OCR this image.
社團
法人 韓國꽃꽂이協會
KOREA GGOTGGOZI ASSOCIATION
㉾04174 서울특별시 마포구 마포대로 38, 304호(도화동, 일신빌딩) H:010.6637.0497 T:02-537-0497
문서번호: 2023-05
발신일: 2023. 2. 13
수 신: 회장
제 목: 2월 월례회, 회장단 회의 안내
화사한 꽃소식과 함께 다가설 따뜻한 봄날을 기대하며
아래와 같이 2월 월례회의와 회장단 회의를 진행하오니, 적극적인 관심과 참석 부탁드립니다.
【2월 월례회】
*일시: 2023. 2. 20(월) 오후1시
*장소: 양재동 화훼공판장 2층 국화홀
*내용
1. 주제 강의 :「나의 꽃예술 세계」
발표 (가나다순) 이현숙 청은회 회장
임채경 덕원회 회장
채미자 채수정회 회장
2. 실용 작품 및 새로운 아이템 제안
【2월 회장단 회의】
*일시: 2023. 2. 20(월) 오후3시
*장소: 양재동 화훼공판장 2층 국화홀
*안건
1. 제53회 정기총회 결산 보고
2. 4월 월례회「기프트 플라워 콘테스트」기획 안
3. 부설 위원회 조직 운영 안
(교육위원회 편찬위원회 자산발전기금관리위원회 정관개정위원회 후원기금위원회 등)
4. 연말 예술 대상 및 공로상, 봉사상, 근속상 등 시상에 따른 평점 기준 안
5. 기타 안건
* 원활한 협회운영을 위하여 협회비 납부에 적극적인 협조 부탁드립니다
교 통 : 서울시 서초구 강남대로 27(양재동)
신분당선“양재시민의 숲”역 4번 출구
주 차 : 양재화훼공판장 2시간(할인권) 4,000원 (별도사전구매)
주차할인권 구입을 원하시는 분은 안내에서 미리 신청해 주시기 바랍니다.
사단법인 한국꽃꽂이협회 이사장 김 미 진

§ Aim
List every line above containing the word "적극적인".

§ Response to this task
아래와 같이 2월 월례회의와 회장단 회의를 진행하오니, 적극적인 관심과 참석 부탁드립니다.
* 원활한 협회운영을 위하여 협회비 납부에 적극적인 협조 부탁드립니다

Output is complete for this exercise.